TASK GOAL:
Transcribe the records below exactly as they appear, omitting any pictures.

[Items from a figure collection]
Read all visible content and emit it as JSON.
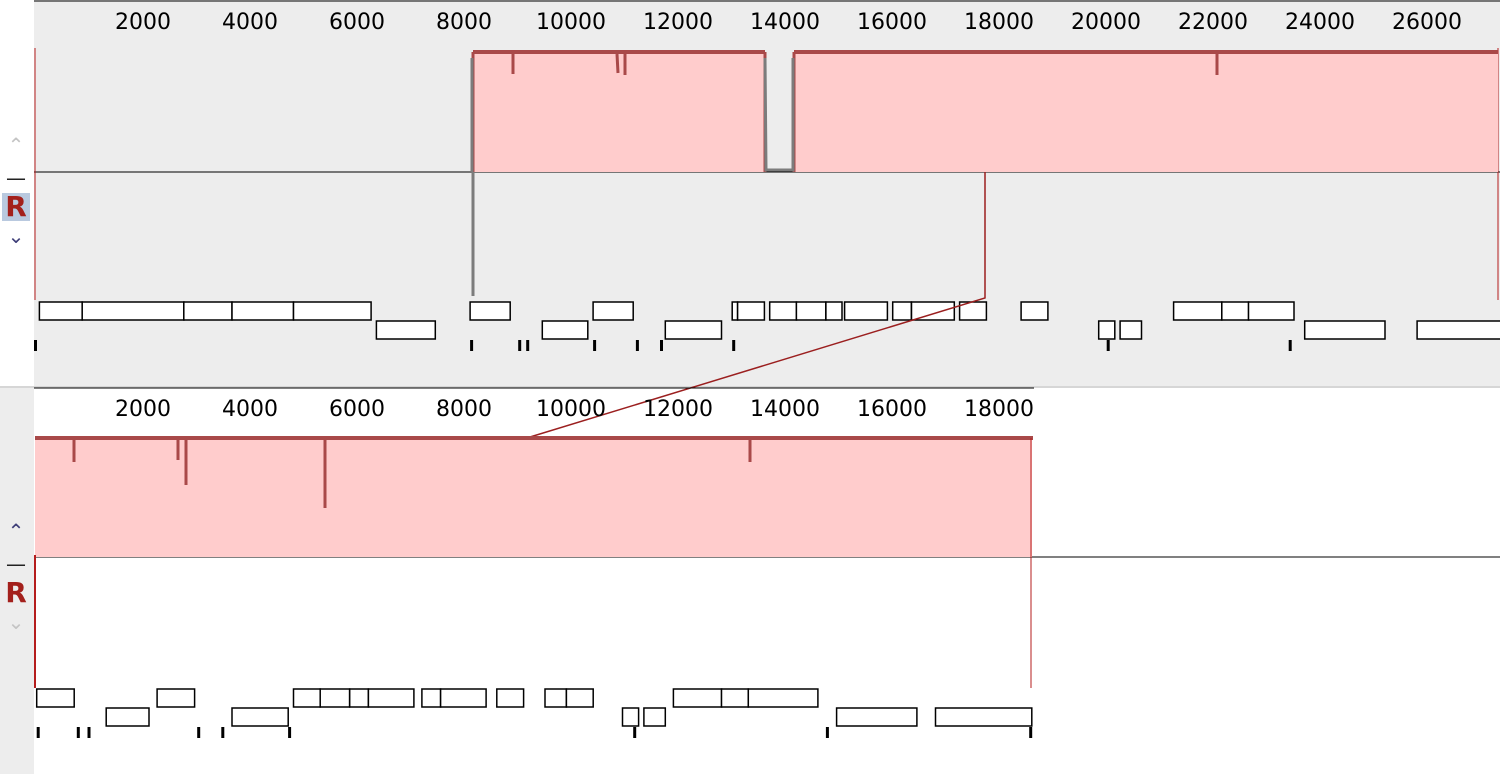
{
  "genomes": [
    {
      "genome_length": 27400,
      "ruler_labels": [
        "2000",
        "4000",
        "6000",
        "8000",
        "10000",
        "12000",
        "14000",
        "16000",
        "18000",
        "20000",
        "22000",
        "24000",
        "26000"
      ],
      "controls": {
        "up_icon": "chevron-up-icon",
        "minus_label": "—",
        "reference_label": "R",
        "down_icon": "chevron-down-icon",
        "selected_reference": true,
        "up_enabled": false,
        "down_enabled": true
      },
      "blocks": [
        {
          "start": 8200,
          "end": 13650,
          "strand": "forward"
        },
        {
          "start": 14200,
          "end": 27400,
          "strand": "forward"
        }
      ],
      "features": {
        "upper": [
          [
            100,
            900
          ],
          [
            900,
            2800
          ],
          [
            2800,
            3700
          ],
          [
            3700,
            4850
          ],
          [
            4850,
            6300
          ],
          [
            8150,
            8900
          ],
          [
            10450,
            11200
          ],
          [
            13050,
            13150
          ],
          [
            13150,
            13650
          ],
          [
            13750,
            14250
          ],
          [
            14250,
            14800
          ],
          [
            14800,
            15100
          ],
          [
            15150,
            15950
          ],
          [
            16050,
            16400
          ],
          [
            16400,
            17200
          ],
          [
            17300,
            17800
          ],
          [
            18450,
            18950
          ],
          [
            21300,
            22200
          ],
          [
            22200,
            22700
          ],
          [
            22700,
            23550
          ]
        ],
        "lower": [
          [
            6400,
            7500
          ],
          [
            9500,
            10350
          ],
          [
            11800,
            12850
          ],
          [
            19900,
            20200
          ],
          [
            20300,
            20700
          ],
          [
            23750,
            25250
          ],
          [
            25850,
            27650
          ]
        ]
      },
      "ticks": [
        0,
        8150,
        9050,
        9200,
        10450,
        11250,
        11700,
        13050,
        20050,
        23450,
        27400
      ],
      "colors": {
        "background": "#ededed",
        "block_fill": "#ffcccc",
        "block_edge": "#a94949",
        "connector": "#9b1f1f"
      }
    },
    {
      "genome_length": 18600,
      "ruler_labels": [
        "2000",
        "4000",
        "6000",
        "8000",
        "10000",
        "12000",
        "14000",
        "16000",
        "18000"
      ],
      "controls": {
        "up_icon": "chevron-up-icon",
        "minus_label": "—",
        "reference_label": "R",
        "down_icon": "chevron-down-icon",
        "selected_reference": false,
        "up_enabled": true,
        "down_enabled": false
      },
      "blocks": [
        {
          "start": 0,
          "end": 18600,
          "strand": "forward"
        }
      ],
      "features": {
        "upper": [
          [
            50,
            750
          ],
          [
            2300,
            3000
          ],
          [
            4850,
            5350
          ],
          [
            5350,
            5900
          ],
          [
            5900,
            6250
          ],
          [
            6250,
            7100
          ],
          [
            7250,
            7600
          ],
          [
            7600,
            8450
          ],
          [
            8650,
            9150
          ],
          [
            9550,
            9950
          ],
          [
            9950,
            10450
          ],
          [
            11950,
            12850
          ],
          [
            12850,
            13350
          ],
          [
            13350,
            14650
          ]
        ],
        "lower": [
          [
            1350,
            2150
          ],
          [
            3700,
            4750
          ],
          [
            11000,
            11300
          ],
          [
            11400,
            11800
          ],
          [
            15000,
            16500
          ],
          [
            16850,
            18650
          ]
        ]
      },
      "ticks": [
        50,
        800,
        1000,
        3050,
        3500,
        4750,
        11200,
        14800,
        18600
      ],
      "colors": {
        "background": "#ffffff",
        "side_background": "#ededed",
        "block_fill": "#ffcccc",
        "block_edge": "#a94949"
      }
    }
  ]
}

EXPECTED OUTPUT:
Read all visible content and emit it as JSON.
{
  "genomes": [
    {
      "genome_length": 27400,
      "ruler_labels": [
        "2000",
        "4000",
        "6000",
        "8000",
        "10000",
        "12000",
        "14000",
        "16000",
        "18000",
        "20000",
        "22000",
        "24000",
        "26000"
      ],
      "controls": {
        "up_icon": "chevron-up-icon",
        "minus_label": "—",
        "reference_label": "R",
        "down_icon": "chevron-down-icon",
        "selected_reference": true,
        "up_enabled": false,
        "down_enabled": true
      },
      "blocks": [
        {
          "start": 8200,
          "end": 13650,
          "strand": "forward"
        },
        {
          "start": 14200,
          "end": 27400,
          "strand": "forward"
        }
      ],
      "features": {
        "upper": [
          [
            100,
            900
          ],
          [
            900,
            2800
          ],
          [
            2800,
            3700
          ],
          [
            3700,
            4850
          ],
          [
            4850,
            6300
          ],
          [
            8150,
            8900
          ],
          [
            10450,
            11200
          ],
          [
            13050,
            13150
          ],
          [
            13150,
            13650
          ],
          [
            13750,
            14250
          ],
          [
            14250,
            14800
          ],
          [
            14800,
            15100
          ],
          [
            15150,
            15950
          ],
          [
            16050,
            16400
          ],
          [
            16400,
            17200
          ],
          [
            17300,
            17800
          ],
          [
            18450,
            18950
          ],
          [
            21300,
            22200
          ],
          [
            22200,
            22700
          ],
          [
            22700,
            23550
          ]
        ],
        "lower": [
          [
            6400,
            7500
          ],
          [
            9500,
            10350
          ],
          [
            11800,
            12850
          ],
          [
            19900,
            20200
          ],
          [
            20300,
            20700
          ],
          [
            23750,
            25250
          ],
          [
            25850,
            27650
          ]
        ]
      },
      "ticks": [
        0,
        8150,
        9050,
        9200,
        10450,
        11250,
        11700,
        13050,
        20050,
        23450,
        27400
      ],
      "colors": {
        "background": "#ededed",
        "block_fill": "#ffcccc",
        "block_edge": "#a94949",
        "connector": "#9b1f1f"
      }
    },
    {
      "genome_length": 18600,
      "ruler_labels": [
        "2000",
        "4000",
        "6000",
        "8000",
        "10000",
        "12000",
        "14000",
        "16000",
        "18000"
      ],
      "controls": {
        "up_icon": "chevron-up-icon",
        "minus_label": "—",
        "reference_label": "R",
        "down_icon": "chevron-down-icon",
        "selected_reference": false,
        "up_enabled": true,
        "down_enabled": false
      },
      "blocks": [
        {
          "start": 0,
          "end": 18600,
          "strand": "forward"
        }
      ],
      "features": {
        "upper": [
          [
            50,
            750
          ],
          [
            2300,
            3000
          ],
          [
            4850,
            5350
          ],
          [
            5350,
            5900
          ],
          [
            5900,
            6250
          ],
          [
            6250,
            7100
          ],
          [
            7250,
            7600
          ],
          [
            7600,
            8450
          ],
          [
            8650,
            9150
          ],
          [
            9550,
            9950
          ],
          [
            9950,
            10450
          ],
          [
            11950,
            12850
          ],
          [
            12850,
            13350
          ],
          [
            13350,
            14650
          ]
        ],
        "lower": [
          [
            1350,
            2150
          ],
          [
            3700,
            4750
          ],
          [
            11000,
            11300
          ],
          [
            11400,
            11800
          ],
          [
            15000,
            16500
          ],
          [
            16850,
            18650
          ]
        ]
      },
      "ticks": [
        50,
        800,
        1000,
        3050,
        3500,
        4750,
        11200,
        14800,
        18600
      ],
      "colors": {
        "background": "#ffffff",
        "side_background": "#ededed",
        "block_fill": "#ffcccc",
        "block_edge": "#a94949"
      }
    }
  ]
}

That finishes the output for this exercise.